═══ Raw records ═══

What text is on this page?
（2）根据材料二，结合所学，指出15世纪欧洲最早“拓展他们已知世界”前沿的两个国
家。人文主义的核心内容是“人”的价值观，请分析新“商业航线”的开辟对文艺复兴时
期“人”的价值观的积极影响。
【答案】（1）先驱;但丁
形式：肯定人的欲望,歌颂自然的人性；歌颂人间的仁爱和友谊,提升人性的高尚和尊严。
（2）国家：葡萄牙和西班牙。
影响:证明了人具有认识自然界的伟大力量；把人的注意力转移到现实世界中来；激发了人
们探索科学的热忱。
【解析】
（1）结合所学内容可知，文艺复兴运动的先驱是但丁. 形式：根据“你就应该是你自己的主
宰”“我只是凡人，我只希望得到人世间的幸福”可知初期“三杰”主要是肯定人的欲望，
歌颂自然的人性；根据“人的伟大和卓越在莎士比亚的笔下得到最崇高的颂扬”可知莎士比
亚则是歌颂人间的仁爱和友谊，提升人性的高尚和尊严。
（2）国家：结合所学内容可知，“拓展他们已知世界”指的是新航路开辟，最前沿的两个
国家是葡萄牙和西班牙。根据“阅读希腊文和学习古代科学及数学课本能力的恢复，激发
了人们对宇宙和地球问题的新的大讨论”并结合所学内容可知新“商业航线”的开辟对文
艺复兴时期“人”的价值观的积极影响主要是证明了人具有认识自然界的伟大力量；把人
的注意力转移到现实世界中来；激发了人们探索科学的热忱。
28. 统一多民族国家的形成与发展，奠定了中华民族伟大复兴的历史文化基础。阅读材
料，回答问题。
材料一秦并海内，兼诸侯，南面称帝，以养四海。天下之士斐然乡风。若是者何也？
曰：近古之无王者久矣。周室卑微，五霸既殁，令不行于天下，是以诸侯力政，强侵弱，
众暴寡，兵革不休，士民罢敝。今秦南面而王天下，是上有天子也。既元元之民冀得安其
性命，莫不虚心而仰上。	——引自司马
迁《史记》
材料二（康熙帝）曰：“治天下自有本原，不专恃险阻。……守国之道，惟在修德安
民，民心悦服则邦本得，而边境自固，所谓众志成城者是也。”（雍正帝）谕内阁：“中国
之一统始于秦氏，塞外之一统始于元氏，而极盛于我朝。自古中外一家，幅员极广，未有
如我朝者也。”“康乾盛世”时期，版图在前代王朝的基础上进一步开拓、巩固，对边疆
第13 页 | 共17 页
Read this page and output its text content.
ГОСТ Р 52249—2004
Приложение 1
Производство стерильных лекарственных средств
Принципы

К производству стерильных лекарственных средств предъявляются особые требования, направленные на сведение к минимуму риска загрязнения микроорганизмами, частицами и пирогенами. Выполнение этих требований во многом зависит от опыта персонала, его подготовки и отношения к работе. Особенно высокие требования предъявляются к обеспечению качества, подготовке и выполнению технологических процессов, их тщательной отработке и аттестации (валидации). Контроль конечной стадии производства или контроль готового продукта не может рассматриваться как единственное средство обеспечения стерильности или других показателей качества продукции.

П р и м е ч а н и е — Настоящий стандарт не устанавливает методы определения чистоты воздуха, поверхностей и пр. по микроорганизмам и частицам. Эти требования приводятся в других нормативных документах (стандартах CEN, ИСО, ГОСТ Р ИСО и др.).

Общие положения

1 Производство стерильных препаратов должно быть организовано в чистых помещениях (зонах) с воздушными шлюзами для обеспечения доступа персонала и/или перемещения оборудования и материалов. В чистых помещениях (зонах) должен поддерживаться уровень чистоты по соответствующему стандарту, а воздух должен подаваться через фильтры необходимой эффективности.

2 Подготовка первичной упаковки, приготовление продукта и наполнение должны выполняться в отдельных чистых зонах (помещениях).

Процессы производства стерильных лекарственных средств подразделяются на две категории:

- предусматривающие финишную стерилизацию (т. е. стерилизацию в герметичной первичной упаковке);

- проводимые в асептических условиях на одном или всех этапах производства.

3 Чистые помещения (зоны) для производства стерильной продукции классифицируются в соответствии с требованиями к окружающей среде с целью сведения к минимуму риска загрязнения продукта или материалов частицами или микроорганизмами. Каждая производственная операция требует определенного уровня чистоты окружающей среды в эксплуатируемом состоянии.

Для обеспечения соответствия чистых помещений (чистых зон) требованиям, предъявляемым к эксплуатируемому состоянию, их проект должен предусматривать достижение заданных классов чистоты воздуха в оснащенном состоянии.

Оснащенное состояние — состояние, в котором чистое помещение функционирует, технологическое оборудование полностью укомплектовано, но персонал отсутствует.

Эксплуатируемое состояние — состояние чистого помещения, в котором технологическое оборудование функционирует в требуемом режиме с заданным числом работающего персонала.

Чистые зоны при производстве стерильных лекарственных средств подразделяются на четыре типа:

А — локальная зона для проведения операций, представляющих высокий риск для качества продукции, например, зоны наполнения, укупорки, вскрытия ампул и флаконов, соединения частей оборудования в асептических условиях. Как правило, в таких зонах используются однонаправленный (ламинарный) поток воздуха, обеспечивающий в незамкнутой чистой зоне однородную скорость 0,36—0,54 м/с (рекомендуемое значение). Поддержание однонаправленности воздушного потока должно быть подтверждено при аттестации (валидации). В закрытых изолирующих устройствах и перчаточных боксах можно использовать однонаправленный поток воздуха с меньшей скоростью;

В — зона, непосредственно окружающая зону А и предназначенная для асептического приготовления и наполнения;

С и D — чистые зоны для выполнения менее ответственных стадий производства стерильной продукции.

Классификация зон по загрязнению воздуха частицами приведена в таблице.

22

═══

## Exercise prompt
Copy the lines from the entries above in which the word "котором" appears.

## Task answer
Оснащенное состояние — состояние, в котором чистое помещение функционирует, технологическое оборудование полностью укомплектовано, но персонал отсутствует.
Эксплуатируемое состояние — состояние чистого помещения, в котором технологическое оборудование функционирует в требуемом режиме с заданным числом работающего персонала.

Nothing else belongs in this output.